_Short task_
Convert these lines into a JSON list of strings, one string for each line, and skip any blank lines.

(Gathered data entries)
※ ※ ※

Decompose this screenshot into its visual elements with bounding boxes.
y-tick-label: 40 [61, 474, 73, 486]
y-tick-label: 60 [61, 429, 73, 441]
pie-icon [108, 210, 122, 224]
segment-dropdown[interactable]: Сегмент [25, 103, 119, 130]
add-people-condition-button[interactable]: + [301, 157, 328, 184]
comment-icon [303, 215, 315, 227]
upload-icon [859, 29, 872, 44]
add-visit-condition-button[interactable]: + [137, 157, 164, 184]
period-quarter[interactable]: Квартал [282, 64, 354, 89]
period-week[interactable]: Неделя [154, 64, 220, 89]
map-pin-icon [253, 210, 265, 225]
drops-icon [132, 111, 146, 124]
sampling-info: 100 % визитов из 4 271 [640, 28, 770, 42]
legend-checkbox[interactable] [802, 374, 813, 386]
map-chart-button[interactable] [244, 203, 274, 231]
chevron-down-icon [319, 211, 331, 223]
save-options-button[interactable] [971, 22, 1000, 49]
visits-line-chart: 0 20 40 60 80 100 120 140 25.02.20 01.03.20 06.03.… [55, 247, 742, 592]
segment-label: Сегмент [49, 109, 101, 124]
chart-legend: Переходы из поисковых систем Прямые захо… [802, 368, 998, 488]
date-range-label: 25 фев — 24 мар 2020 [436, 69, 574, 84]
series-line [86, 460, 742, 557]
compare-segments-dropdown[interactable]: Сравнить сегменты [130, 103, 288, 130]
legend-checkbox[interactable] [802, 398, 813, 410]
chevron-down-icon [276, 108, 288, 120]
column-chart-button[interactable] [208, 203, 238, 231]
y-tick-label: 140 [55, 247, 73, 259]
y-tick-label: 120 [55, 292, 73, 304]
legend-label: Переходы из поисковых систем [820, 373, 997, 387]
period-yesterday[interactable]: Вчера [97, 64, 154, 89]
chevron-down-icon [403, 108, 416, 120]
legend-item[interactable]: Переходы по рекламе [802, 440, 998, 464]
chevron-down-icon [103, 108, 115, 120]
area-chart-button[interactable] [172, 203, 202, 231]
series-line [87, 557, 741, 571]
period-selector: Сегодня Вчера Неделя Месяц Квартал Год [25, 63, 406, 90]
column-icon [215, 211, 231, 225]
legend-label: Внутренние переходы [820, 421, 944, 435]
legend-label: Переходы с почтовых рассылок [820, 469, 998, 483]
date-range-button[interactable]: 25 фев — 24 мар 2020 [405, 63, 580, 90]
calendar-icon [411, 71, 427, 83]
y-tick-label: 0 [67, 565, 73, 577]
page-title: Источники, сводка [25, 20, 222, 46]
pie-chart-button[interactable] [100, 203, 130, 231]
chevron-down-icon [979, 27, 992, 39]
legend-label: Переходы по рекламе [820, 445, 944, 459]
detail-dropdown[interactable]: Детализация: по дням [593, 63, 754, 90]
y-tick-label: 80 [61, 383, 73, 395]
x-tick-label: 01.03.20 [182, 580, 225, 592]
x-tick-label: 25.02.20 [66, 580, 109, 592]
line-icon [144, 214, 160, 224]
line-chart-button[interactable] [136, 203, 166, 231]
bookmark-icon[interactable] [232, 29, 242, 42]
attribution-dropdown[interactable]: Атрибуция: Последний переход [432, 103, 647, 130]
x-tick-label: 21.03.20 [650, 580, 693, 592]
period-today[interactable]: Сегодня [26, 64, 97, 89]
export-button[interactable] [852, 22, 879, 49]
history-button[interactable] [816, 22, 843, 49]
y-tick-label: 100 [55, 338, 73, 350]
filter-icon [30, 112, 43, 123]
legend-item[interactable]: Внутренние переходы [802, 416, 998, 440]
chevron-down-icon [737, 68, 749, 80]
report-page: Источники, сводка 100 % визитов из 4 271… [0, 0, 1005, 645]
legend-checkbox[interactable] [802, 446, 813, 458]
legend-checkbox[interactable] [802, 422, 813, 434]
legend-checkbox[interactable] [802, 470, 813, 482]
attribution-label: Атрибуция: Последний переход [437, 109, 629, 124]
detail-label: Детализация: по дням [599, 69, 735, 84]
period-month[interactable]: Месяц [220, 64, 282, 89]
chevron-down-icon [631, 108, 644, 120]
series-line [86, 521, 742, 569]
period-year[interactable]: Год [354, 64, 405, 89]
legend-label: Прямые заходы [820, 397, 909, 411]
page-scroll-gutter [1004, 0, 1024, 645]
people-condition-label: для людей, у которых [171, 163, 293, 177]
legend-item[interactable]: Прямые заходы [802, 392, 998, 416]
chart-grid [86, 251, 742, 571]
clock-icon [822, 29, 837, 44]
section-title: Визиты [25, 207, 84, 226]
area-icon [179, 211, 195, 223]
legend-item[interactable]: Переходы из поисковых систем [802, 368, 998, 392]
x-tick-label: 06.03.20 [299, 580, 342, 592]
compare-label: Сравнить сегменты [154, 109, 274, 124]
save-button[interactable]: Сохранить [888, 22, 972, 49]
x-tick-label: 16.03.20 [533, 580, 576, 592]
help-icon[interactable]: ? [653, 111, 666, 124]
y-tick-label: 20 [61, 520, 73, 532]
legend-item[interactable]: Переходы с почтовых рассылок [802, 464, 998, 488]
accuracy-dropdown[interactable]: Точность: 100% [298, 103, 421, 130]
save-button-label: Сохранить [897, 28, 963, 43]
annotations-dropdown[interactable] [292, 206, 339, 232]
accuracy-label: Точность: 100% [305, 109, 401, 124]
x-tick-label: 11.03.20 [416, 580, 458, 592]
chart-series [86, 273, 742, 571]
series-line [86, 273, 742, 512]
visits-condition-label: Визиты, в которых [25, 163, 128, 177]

※ ※ ※

_Response for this exercise_
[
  "Decompose this screenshot into its visual elements with bounding boxes.",
  "y-tick-label: 40 [61, 474, 73, 486]",
  "y-tick-label: 60 [61, 429, 73, 441]",
  "pie-icon [108, 210, 122, 224]",
  "segment-dropdown[interactable]: Сегмент [25, 103, 119, 130]",
  "add-people-condition-button[interactable]: + [301, 157, 328, 184]",
  "comment-icon [303, 215, 315, 227]",
  "upload-icon [859, 29, 872, 44]",
  "add-visit-condition-button[interactable]: + [137, 157, 164, 184]",
  "period-quarter[interactable]: Квартал [282, 64, 354, 89]",
  "period-week[interactable]: Неделя [154, 64, 220, 89]",
  "map-pin-icon [253, 210, 265, 225]",
  "drops-icon [132, 111, 146, 124]",
  "sampling-info: 100 % визитов из 4 271 [640, 28, 770, 42]",
  "legend-checkbox[interactable] [802, 374, 813, 386]",
  "map-chart-button[interactable] [244, 203, 274, 231]",
  "chevron-down-icon [319, 211, 331, 223]",
  "save-options-button[interactable] [971, 22, 1000, 49]",
  "visits-line-chart: 0 20 40 60 80 100 120 140 25.02.20 01.03.20 06.03.… [55, 247, 742, 592]",
  "segment-label: Сегмент [49, 109, 101, 124]",
  "chart-legend: Переходы из поисковых систем Прямые захо… [802, 368, 998, 488]",
  "date-range-label: 25 фев — 24 мар 2020 [436, 69, 574, 84]",
  "series-line [86, 460, 742, 557]",
  "compare-segments-dropdown[interactable]: Сравнить сегменты [130, 103, 288, 130]",
  "legend-checkbox[interactable] [802, 398, 813, 410]",
  "chevron-down-icon [276, 108, 288, 120]",
  "column-chart-button[interactable] [208, 203, 238, 231]",
  "y-tick-label: 140 [55, 247, 73, 259]",
  "y-tick-label: 120 [55, 292, 73, 304]",
  "legend-label: Переходы из поисковых систем [820, 373, 997, 387]",
  "period-yesterday[interactable]: Вчера [97, 64, 154, 89]",
  "chevron-down-icon [403, 108, 416, 120]",
  "legend-item[interactable]: Переходы по рекламе [802, 440, 998, 464]",
  "chevron-down-icon [103, 108, 115, 120]",
  "area-chart-button[interactable] [172, 203, 202, 231]",
  "series-line [87, 557, 741, 571]",
  "period-selector: Сегодня Вчера Неделя Месяц Квартал Год [25, 63, 406, 90]",
  "column-icon [215, 211, 231, 225]",
  "legend-label: Внутренние переходы [820, 421, 944, 435]",
  "legend-label: Переходы с почтовых рассылок [820, 469, 998, 483]",
  "date-range-button[interactable]: 25 фев — 24 мар 2020 [405, 63, 580, 90]",
  "calendar-icon [411, 71, 427, 83]",
  "y-tick-label: 0 [67, 565, 73, 577]",
  "page-title: Источники, сводка [25, 20, 222, 46]",
  "pie-chart-button[interactable] [100, 203, 130, 231]",
  "chevron-down-icon [979, 27, 992, 39]",
  "legend-label: Переходы по рекламе [820, 445, 944, 459]",
  "detail-dropdown[interactable]: Детализация: по дням [593, 63, 754, 90]",
  "y-tick-label: 80 [61, 383, 73, 395]",
  "x-tick-label: 01.03.20 [182, 580, 225, 592]",
  "x-tick-label: 25.02.20 [66, 580, 109, 592]",
  "line-icon [144, 214, 160, 224]",
  "line-chart-button[interactable] [136, 203, 166, 231]",
  "bookmark-icon[interactable] [232, 29, 242, 42]",
  "attribution-dropdown[interactable]: Атрибуция: Последний переход [432, 103, 647, 130]",
  "x-tick-label: 21.03.20 [650, 580, 693, 592]",
  "period-today[interactable]: Сегодня [26, 64, 97, 89]",
  "export-button[interactable] [852, 22, 879, 49]",
  "history-button[interactable] [816, 22, 843, 49]",
  "y-tick-label: 100 [55, 338, 73, 350]",
  "filter-icon [30, 112, 43, 123]",
  "legend-item[interactable]: Внутренние переходы [802, 416, 998, 440]",
  "chevron-down-icon [737, 68, 749, 80]",
  "report-page: Источники, сводка 100 % визитов из 4 271… [0, 0, 1005, 645]",
  "legend-checkbox[interactable] [802, 446, 813, 458]",
  "legend-checkbox[interactable] [802, 422, 813, 434]",
  "legend-checkbox[interactable] [802, 470, 813, 482]",
  "attribution-label: Атрибуция: Последний переход [437, 109, 629, 124]",
  "detail-label: Детализация: по дням [599, 69, 735, 84]",
  "period-month[interactable]: Месяц [220, 64, 282, 89]",
  "chevron-down-icon [631, 108, 644, 120]",
  "series-line [86, 521, 742, 569]",
  "period-year[interactable]: Год [354, 64, 405, 89]",
  "legend-label: Прямые заходы [820, 397, 909, 411]",
  "page-scroll-gutter [1004, 0, 1024, 645]",
  "people-condition-label: для людей, у которых [171, 163, 293, 177]",
  "legend-item[interactable]: Прямые заходы [802, 392, 998, 416]",
  "chart-grid [86, 251, 742, 571]",
  "clock-icon [822, 29, 837, 44]",
  "section-title: Визиты [25, 207, 84, 226]",
  "area-icon [179, 211, 195, 223]",
  "legend-item[interactable]: Переходы из поисковых систем [802, 368, 998, 392]",
  "x-tick-label: 06.03.20 [299, 580, 342, 592]",
  "compare-label: Сравнить сегменты [154, 109, 274, 124]",
  "save-button[interactable]: Сохранить [888, 22, 972, 49]",
  "x-tick-label: 16.03.20 [533, 580, 576, 592]",
  "help-icon[interactable]: ? [653, 111, 666, 124]",
  "y-tick-label: 20 [61, 520, 73, 532]",
  "legend-item[interactable]: Переходы с почтовых рассылок [802, 464, 998, 488]",
  "accuracy-dropdown[interactable]: Точность: 100% [298, 103, 421, 130]",
  "save-button-label: Сохранить [897, 28, 963, 43]",
  "annotations-dropdown[interactable] [292, 206, 339, 232]",
  "accuracy-label: Точность: 100% [305, 109, 401, 124]",
  "x-tick-label: 11.03.20 [416, 580, 458, 592]",
  "chart-series [86, 273, 742, 571]",
  "series-line [86, 273, 742, 512]",
  "visits-condition-label: Визиты, в которых [25, 163, 128, 177]"
]